Task directions >>
Print out each entry below exactly, please.

Input data >>
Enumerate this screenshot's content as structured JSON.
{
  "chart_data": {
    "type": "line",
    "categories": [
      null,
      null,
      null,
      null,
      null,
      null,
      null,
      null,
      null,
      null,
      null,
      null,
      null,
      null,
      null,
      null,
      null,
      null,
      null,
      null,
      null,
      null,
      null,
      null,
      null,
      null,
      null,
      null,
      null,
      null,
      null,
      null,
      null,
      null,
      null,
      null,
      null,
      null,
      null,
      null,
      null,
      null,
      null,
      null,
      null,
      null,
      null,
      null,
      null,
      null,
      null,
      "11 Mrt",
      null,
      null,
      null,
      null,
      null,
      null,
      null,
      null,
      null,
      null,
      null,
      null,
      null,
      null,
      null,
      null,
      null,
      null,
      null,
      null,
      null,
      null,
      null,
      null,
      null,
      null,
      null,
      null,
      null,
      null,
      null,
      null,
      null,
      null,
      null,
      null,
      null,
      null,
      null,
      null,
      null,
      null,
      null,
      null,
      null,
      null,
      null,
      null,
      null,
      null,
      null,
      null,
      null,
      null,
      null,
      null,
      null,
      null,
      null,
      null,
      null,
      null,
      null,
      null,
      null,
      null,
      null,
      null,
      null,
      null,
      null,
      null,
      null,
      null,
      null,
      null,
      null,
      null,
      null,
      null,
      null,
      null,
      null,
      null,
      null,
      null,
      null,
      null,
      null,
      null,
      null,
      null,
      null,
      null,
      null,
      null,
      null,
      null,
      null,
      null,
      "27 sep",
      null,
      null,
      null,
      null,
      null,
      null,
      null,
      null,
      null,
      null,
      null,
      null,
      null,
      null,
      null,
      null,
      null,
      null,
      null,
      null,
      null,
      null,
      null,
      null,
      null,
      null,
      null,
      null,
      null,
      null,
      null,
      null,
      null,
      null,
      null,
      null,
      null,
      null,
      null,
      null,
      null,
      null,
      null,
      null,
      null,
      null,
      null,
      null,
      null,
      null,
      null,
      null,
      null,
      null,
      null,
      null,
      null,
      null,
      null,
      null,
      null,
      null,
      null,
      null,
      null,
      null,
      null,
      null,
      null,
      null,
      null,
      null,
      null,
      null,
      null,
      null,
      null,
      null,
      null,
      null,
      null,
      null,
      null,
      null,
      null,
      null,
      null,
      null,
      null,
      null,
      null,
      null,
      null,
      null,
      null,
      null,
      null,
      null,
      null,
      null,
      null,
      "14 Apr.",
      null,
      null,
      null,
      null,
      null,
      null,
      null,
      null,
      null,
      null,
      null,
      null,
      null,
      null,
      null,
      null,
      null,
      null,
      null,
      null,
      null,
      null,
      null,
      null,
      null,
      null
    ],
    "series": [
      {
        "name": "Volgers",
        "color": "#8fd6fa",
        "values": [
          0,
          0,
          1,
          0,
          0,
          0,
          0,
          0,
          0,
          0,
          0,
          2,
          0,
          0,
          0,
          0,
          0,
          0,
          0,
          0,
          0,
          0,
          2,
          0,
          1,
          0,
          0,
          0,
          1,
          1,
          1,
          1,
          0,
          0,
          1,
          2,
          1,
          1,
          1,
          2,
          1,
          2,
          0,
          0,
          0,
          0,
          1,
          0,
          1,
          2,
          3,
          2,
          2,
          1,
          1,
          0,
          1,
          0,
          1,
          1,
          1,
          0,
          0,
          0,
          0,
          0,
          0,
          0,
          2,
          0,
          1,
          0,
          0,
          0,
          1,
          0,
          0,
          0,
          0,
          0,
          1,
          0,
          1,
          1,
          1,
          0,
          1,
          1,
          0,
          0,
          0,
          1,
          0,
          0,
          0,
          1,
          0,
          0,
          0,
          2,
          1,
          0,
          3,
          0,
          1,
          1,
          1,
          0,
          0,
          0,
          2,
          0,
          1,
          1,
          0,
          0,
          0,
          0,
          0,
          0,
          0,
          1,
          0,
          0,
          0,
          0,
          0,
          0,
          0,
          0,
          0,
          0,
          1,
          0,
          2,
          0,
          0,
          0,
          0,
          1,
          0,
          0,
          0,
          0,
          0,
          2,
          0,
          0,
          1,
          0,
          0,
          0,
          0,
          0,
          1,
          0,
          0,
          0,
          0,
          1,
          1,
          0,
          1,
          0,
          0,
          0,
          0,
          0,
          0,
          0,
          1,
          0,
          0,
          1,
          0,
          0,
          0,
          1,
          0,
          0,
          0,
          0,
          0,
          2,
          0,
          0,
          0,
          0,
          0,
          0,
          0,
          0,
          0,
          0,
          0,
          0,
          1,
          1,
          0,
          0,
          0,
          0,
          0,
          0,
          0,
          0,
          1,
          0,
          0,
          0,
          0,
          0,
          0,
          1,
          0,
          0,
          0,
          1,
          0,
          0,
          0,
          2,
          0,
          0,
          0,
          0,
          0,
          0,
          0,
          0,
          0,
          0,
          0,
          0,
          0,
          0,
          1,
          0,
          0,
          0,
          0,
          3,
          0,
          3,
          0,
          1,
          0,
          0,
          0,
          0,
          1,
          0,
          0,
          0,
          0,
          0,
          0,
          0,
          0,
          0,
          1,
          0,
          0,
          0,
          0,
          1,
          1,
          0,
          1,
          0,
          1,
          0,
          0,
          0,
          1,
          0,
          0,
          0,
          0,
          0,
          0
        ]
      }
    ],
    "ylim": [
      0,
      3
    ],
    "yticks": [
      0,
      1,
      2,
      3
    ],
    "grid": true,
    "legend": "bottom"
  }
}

Response below >>
Enumerate this screenshot's content as structured JSON.
{
  "chart_data": {
    "type": "line",
    "categories": [
      null,
      null,
      null,
      null,
      null,
      null,
      null,
      null,
      null,
      null,
      null,
      null,
      null,
      null,
      null,
      null,
      null,
      null,
      null,
      null,
      null,
      null,
      null,
      null,
      null,
      null,
      null,
      null,
      null,
      null,
      null,
      null,
      null,
      null,
      null,
      null,
      null,
      null,
      null,
      null,
      null,
      null,
      null,
      null,
      null,
      null,
      null,
      null,
      null,
      null,
      null,
      "11 Mrt",
      null,
      null,
      null,
      null,
      null,
      null,
      null,
      null,
      null,
      null,
      null,
      null,
      null,
      null,
      null,
      null,
      null,
      null,
      null,
      null,
      null,
      null,
      null,
      null,
      null,
      null,
      null,
      null,
      null,
      null,
      null,
      null,
      null,
      null,
      null,
      null,
      null,
      null,
      null,
      null,
      null,
      null,
      null,
      null,
      null,
      null,
      null,
      null,
      null,
      null,
      null,
      null,
      null,
      null,
      null,
      null,
      null,
      null,
      null,
      null,
      null,
      null,
      null,
      null,
      null,
      null,
      null,
      null,
      null,
      null,
      null,
      null,
      null,
      null,
      null,
      null,
      null,
      null,
      null,
      null,
      null,
      null,
      null,
      null,
      null,
      null,
      null,
      null,
      null,
      null,
      null,
      null,
      null,
      null,
      null,
      null,
      null,
      null,
      null,
      null,
      "27 sep",
      null,
      null,
      null,
      null,
      null,
      null,
      null,
      null,
      null,
      null,
      null,
      null,
      null,
      null,
      null,
      null,
      null,
      null,
      null,
      null,
      null,
      null,
      null,
      null,
      null,
      null,
      null,
      null,
      null,
      null,
      null,
      null,
      null,
      null,
      null,
      null,
      null,
      null,
      null,
      null,
      null,
      null,
      null,
      null,
      null,
      null,
      null,
      null,
      null,
      null,
      null,
      null,
      null,
      null,
      null,
      null,
      null,
      null,
      null,
      null,
      null,
      null,
      null,
      null,
      null,
      null,
      null,
      null,
      null,
      null,
      null,
      null,
      null,
      null,
      null,
      null,
      null,
      null,
      null,
      null,
      null,
      null,
      null,
      null,
      null,
      null,
      null,
      null,
      null,
      null,
      null,
      null,
      null,
      null,
      null,
      null,
      null,
      null,
      null,
      null,
      null,
      "14 Apr.",
      null,
      null,
      null,
      null,
      null,
      null,
      null,
      null,
      null,
      null,
      null,
      null,
      null,
      null,
      null,
      null,
      null,
      null,
      null,
      null,
      null,
      null,
      null,
      null,
      null,
      null
    ],
    "series": [
      {
        "name": "Volgers",
        "color": "#8fd6fa",
        "values": [
          0,
          0,
          1,
          0,
          0,
          0,
          0,
          0,
          0,
          0,
          0,
          2,
          0,
          0,
          0,
          0,
          0,
          0,
          0,
          0,
          0,
          0,
          2,
          0,
          1,
          0,
          0,
          0,
          1,
          1,
          1,
          1,
          0,
          0,
          1,
          2,
          1,
          1,
          1,
          2,
          1,
          2,
          0,
          0,
          0,
          0,
          1,
          0,
          1,
          2,
          3,
          2,
          2,
          1,
          1,
          0,
          1,
          0,
          1,
          1,
          1,
          0,
          0,
          0,
          0,
          0,
          0,
          0,
          2,
          0,
          1,
          0,
          0,
          0,
          1,
          0,
          0,
          0,
          0,
          0,
          1,
          0,
          1,
          1,
          1,
          0,
          1,
          1,
          0,
          0,
          0,
          1,
          0,
          0,
          0,
          1,
          0,
          0,
          0,
          2,
          1,
          0,
          3,
          0,
          1,
          1,
          1,
          0,
          0,
          0,
          2,
          0,
          1,
          1,
          0,
          0,
          0,
          0,
          0,
          0,
          0,
          1,
          0,
          0,
          0,
          0,
          0,
          0,
          0,
          0,
          0,
          0,
          1,
          0,
          2,
          0,
          0,
          0,
          0,
          1,
          0,
          0,
          0,
          0,
          0,
          2,
          0,
          0,
          1,
          0,
          0,
          0,
          0,
          0,
          1,
          0,
          0,
          0,
          0,
          1,
          1,
          0,
          1,
          0,
          0,
          0,
          0,
          0,
          0,
          0,
          1,
          0,
          0,
          1,
          0,
          0,
          0,
          1,
          0,
          0,
          0,
          0,
          0,
          2,
          0,
          0,
          0,
          0,
          0,
          0,
          0,
          0,
          0,
          0,
          0,
          0,
          1,
          1,
          0,
          0,
          0,
          0,
          0,
          0,
          0,
          0,
          1,
          0,
          0,
          0,
          0,
          0,
          0,
          1,
          0,
          0,
          0,
          1,
          0,
          0,
          0,
          2,
          0,
          0,
          0,
          0,
          0,
          0,
          0,
          0,
          0,
          0,
          0,
          0,
          0,
          0,
          1,
          0,
          0,
          0,
          0,
          3,
          0,
          3,
          0,
          1,
          0,
          0,
          0,
          0,
          1,
          0,
          0,
          0,
          0,
          0,
          0,
          0,
          0,
          0,
          1,
          0,
          0,
          0,
          0,
          1,
          1,
          0,
          1,
          0,
          1,
          0,
          0,
          0,
          1,
          0,
          0,
          0,
          0,
          0,
          0
        ]
      }
    ],
    "ylim": [
      0,
      3
    ],
    "yticks": [
      0,
      1,
      2,
      3
    ],
    "grid": true,
    "legend": "bottom"
  }
}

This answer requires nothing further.